Task objective
In the entries, find all lines that hold the word "marker" and copy them.

--------------------------------------------------

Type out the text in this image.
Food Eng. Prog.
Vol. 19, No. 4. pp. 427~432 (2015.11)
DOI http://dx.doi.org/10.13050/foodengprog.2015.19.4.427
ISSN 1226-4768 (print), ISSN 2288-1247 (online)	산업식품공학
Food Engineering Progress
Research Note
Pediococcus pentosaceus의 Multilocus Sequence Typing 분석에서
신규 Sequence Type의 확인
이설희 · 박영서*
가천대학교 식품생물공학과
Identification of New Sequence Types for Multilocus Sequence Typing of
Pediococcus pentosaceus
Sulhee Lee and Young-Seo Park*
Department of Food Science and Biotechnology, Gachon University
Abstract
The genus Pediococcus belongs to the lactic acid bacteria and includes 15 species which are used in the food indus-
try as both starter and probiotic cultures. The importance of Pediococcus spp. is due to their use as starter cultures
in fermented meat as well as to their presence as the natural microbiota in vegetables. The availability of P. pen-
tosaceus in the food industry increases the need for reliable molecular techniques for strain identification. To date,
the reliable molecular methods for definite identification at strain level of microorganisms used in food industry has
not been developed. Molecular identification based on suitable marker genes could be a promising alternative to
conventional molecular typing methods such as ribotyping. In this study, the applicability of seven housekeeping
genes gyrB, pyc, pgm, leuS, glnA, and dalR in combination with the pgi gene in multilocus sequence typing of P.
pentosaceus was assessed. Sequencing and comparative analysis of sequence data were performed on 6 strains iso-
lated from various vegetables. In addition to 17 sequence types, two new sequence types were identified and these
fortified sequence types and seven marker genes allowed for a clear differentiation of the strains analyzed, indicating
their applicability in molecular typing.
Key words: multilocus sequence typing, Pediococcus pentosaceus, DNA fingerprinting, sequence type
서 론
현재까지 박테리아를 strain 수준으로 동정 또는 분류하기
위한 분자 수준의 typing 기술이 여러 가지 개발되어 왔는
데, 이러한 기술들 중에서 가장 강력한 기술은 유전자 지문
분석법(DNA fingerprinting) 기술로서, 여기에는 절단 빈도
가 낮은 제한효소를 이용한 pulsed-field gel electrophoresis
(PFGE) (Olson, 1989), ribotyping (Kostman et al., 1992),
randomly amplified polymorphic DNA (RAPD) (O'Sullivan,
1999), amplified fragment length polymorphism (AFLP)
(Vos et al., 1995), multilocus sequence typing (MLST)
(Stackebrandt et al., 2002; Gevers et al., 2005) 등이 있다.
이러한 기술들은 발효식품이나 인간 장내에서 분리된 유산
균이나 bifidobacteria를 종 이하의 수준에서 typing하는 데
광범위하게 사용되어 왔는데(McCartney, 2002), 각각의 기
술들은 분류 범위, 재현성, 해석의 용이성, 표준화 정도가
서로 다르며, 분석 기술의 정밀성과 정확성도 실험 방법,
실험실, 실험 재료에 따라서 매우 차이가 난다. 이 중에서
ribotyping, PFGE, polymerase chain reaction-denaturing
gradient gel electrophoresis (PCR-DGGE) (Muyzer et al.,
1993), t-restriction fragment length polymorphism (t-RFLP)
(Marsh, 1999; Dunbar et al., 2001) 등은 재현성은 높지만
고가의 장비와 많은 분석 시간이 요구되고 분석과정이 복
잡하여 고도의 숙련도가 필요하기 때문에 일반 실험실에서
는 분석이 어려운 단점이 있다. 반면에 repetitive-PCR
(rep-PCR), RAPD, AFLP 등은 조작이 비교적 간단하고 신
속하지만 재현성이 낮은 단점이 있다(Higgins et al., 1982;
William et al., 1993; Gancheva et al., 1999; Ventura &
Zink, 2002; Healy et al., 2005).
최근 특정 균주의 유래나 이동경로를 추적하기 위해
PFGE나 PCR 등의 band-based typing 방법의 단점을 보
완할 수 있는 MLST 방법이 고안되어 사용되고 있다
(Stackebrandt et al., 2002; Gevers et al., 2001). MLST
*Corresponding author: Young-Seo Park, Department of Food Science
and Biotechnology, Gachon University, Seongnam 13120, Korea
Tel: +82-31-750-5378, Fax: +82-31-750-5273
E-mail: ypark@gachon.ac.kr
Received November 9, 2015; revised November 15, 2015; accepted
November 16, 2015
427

--------------------------------------------------

Output
not been developed. Molecular identification based on suitable marker genes could be a promising alternative to
fortified sequence types and seven marker genes allowed for a clear differentiation of the strains analyzed, indicating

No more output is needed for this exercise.